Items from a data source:

********************

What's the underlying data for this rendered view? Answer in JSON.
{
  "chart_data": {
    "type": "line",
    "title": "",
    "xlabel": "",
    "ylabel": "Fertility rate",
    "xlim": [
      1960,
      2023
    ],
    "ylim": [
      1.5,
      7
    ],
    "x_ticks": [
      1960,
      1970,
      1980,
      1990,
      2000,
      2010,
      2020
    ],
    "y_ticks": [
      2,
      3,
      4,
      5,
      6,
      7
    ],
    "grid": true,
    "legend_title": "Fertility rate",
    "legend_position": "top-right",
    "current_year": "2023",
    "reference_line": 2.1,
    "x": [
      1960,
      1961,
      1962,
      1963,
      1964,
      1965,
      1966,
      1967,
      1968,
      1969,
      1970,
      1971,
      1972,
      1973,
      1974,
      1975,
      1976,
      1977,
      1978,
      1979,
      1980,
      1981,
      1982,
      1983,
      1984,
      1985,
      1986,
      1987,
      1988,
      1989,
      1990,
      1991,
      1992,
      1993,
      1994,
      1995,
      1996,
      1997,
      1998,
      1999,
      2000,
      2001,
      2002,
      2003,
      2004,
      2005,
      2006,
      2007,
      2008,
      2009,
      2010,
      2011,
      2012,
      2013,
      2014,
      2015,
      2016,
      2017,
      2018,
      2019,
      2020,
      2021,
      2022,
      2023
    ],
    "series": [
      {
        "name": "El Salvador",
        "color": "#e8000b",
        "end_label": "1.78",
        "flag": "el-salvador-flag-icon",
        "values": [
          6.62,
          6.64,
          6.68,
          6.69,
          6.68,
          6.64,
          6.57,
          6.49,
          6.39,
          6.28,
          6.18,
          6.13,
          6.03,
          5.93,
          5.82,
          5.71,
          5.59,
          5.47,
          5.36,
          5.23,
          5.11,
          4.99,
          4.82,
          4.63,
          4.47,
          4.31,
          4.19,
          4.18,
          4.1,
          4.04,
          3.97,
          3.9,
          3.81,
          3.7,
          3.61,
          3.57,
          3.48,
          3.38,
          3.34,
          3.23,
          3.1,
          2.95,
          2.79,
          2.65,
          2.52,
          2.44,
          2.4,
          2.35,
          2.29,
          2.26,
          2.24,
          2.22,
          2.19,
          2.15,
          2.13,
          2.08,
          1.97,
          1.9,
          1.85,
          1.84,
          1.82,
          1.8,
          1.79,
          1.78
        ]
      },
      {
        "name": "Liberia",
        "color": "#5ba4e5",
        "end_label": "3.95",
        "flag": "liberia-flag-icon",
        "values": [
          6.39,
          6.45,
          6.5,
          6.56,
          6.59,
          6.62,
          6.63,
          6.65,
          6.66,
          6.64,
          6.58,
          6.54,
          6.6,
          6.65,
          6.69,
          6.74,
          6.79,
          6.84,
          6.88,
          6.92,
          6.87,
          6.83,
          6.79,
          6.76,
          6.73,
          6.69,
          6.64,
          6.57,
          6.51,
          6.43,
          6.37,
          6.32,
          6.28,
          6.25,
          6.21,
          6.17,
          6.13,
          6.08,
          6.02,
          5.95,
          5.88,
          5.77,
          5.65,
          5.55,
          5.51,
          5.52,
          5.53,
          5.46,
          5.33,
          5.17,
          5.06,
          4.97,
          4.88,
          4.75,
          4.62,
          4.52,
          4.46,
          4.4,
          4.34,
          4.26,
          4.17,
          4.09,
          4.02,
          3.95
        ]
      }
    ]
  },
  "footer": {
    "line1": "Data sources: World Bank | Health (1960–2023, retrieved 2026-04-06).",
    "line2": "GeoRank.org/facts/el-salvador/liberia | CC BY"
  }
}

********************

Stated problem:
Extract all lines as given.

Response:
What's the underlying data for this rendered view? Answer in JSON.
{
  "chart_data": {
    "type": "line",
    "title": "",
    "xlabel": "",
    "ylabel": "Fertility rate",
    "xlim": [
      1960,
      2023
    ],
    "ylim": [
      1.5,
      7
    ],
    "x_ticks": [
      1960,
      1970,
      1980,
      1990,
      2000,
      2010,
      2020
    ],
    "y_ticks": [
      2,
      3,
      4,
      5,
      6,
      7
    ],
    "grid": true,
    "legend_title": "Fertility rate",
    "legend_position": "top-right",
    "current_year": "2023",
    "reference_line": 2.1,
    "x": [
      1960,
      1961,
      1962,
      1963,
      1964,
      1965,
      1966,
      1967,
      1968,
      1969,
      1970,
      1971,
      1972,
      1973,
      1974,
      1975,
      1976,
      1977,
      1978,
      1979,
      1980,
      1981,
      1982,
      1983,
      1984,
      1985,
      1986,
      1987,
      1988,
      1989,
      1990,
      1991,
      1992,
      1993,
      1994,
      1995,
      1996,
      1997,
      1998,
      1999,
      2000,
      2001,
      2002,
      2003,
      2004,
      2005,
      2006,
      2007,
      2008,
      2009,
      2010,
      2011,
      2012,
      2013,
      2014,
      2015,
      2016,
      2017,
      2018,
      2019,
      2020,
      2021,
      2022,
      2023
    ],
    "series": [
      {
        "name": "El Salvador",
        "color": "#e8000b",
        "end_label": "1.78",
        "flag": "el-salvador-flag-icon",
        "values": [
          6.62,
          6.64,
          6.68,
          6.69,
          6.68,
          6.64,
          6.57,
          6.49,
          6.39,
          6.28,
          6.18,
          6.13,
          6.03,
          5.93,
          5.82,
          5.71,
          5.59,
          5.47,
          5.36,
          5.23,
          5.11,
          4.99,
          4.82,
          4.63,
          4.47,
          4.31,
          4.19,
          4.18,
          4.1,
          4.04,
          3.97,
          3.9,
          3.81,
          3.7,
          3.61,
          3.57,
          3.48,
          3.38,
          3.34,
          3.23,
          3.1,
          2.95,
          2.79,
          2.65,
          2.52,
          2.44,
          2.4,
          2.35,
          2.29,
          2.26,
          2.24,
          2.22,
          2.19,
          2.15,
          2.13,
          2.08,
          1.97,
          1.9,
          1.85,
          1.84,
          1.82,
          1.8,
          1.79,
          1.78
        ]
      },
      {
        "name": "Liberia",
        "color": "#5ba4e5",
        "end_label": "3.95",
        "flag": "liberia-flag-icon",
        "values": [
          6.39,
          6.45,
          6.5,
          6.56,
          6.59,
          6.62,
          6.63,
          6.65,
          6.66,
          6.64,
          6.58,
          6.54,
          6.6,
          6.65,
          6.69,
          6.74,
          6.79,
          6.84,
          6.88,
          6.92,
          6.87,
          6.83,
          6.79,
          6.76,
          6.73,
          6.69,
          6.64,
          6.57,
          6.51,
          6.43,
          6.37,
          6.32,
          6.28,
          6.25,
          6.21,
          6.17,
          6.13,
          6.08,
          6.02,
          5.95,
          5.88,
          5.77,
          5.65,
          5.55,
          5.51,
          5.52,
          5.53,
          5.46,
          5.33,
          5.17,
          5.06,
          4.97,
          4.88,
          4.75,
          4.62,
          4.52,
          4.46,
          4.4,
          4.34,
          4.26,
          4.17,
          4.09,
          4.02,
          3.95
        ]
      }
    ]
  },
  "footer": {
    "line1": "Data sources: World Bank | Health (1960–2023, retrieved 2026-04-06).",
    "line2": "GeoRank.org/facts/el-salvador/liberia | CC BY"
  }
}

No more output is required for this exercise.